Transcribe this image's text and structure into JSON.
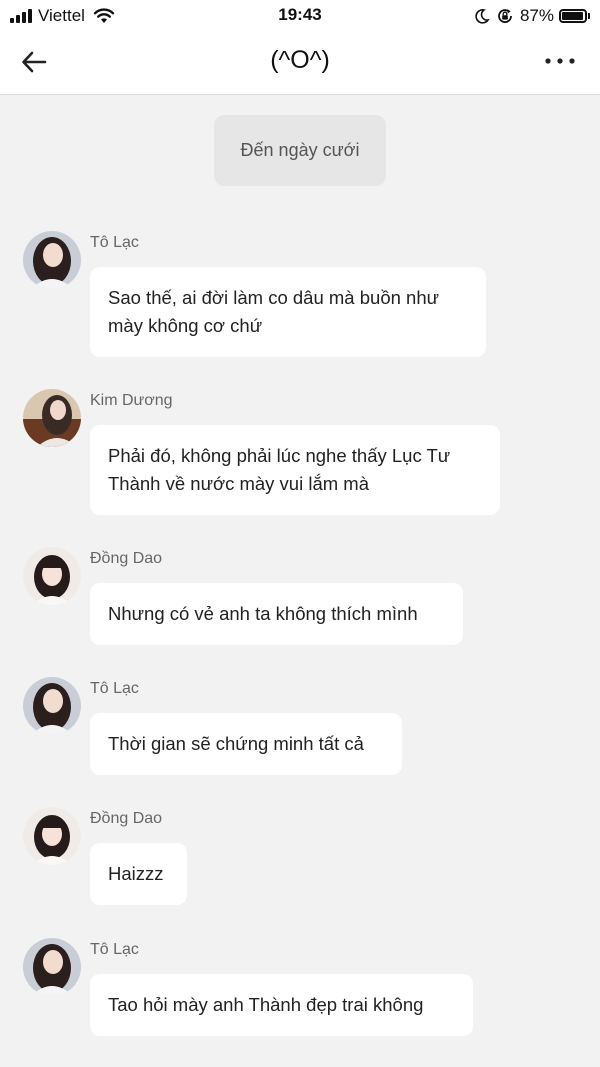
{
  "status_bar": {
    "carrier": "Viettel",
    "time": "19:43",
    "battery_percent": "87%",
    "battery_level": 0.87
  },
  "header": {
    "title": "(^O^)",
    "back_icon": "arrow-left-icon",
    "more_icon": "ellipsis-icon"
  },
  "event_chip": "Đến ngày cưới",
  "messages": [
    {
      "sender": "Tô Lạc",
      "text": "Sao thế, ai đời làm co dâu mà buồn như mày không cơ chứ"
    },
    {
      "sender": "Kim Dương",
      "text": "Phải đó, không phải lúc nghe thấy Lục Tư Thành về nước mày vui lắm mà"
    },
    {
      "sender": "Đồng Dao",
      "text": "Nhưng có vẻ anh ta không thích mình"
    },
    {
      "sender": "Tô Lạc",
      "text": "Thời gian sẽ chứng minh tất cả"
    },
    {
      "sender": "Đồng Dao",
      "text": "Haizzz"
    },
    {
      "sender": "Tô Lạc",
      "text": "Tao hỏi mày anh Thành đẹp trai không"
    }
  ],
  "colors": {
    "background": "#f2f2f2",
    "bubble": "#ffffff",
    "chip": "#e6e6e6",
    "sender_name": "#666666"
  }
}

┄┄┄┄┄┄

◆ **Short task**: Copy every line of the data exactly as written, excluding the pictures.

◆ **Written reply**:
Transcribe this image's text and structure into JSON.
{
  "status_bar": {
    "carrier": "Viettel",
    "time": "19:43",
    "battery_percent": "87%",
    "battery_level": 0.87
  },
  "header": {
    "title": "(^O^)",
    "back_icon": "arrow-left-icon",
    "more_icon": "ellipsis-icon"
  },
  "event_chip": "Đến ngày cưới",
  "messages": [
    {
      "sender": "Tô Lạc",
      "text": "Sao thế, ai đời làm co dâu mà buồn như mày không cơ chứ"
    },
    {
      "sender": "Kim Dương",
      "text": "Phải đó, không phải lúc nghe thấy Lục Tư Thành về nước mày vui lắm mà"
    },
    {
      "sender": "Đồng Dao",
      "text": "Nhưng có vẻ anh ta không thích mình"
    },
    {
      "sender": "Tô Lạc",
      "text": "Thời gian sẽ chứng minh tất cả"
    },
    {
      "sender": "Đồng Dao",
      "text": "Haizzz"
    },
    {
      "sender": "Tô Lạc",
      "text": "Tao hỏi mày anh Thành đẹp trai không"
    }
  ],
  "colors": {
    "background": "#f2f2f2",
    "bubble": "#ffffff",
    "chip": "#e6e6e6",
    "sender_name": "#666666"
  }
}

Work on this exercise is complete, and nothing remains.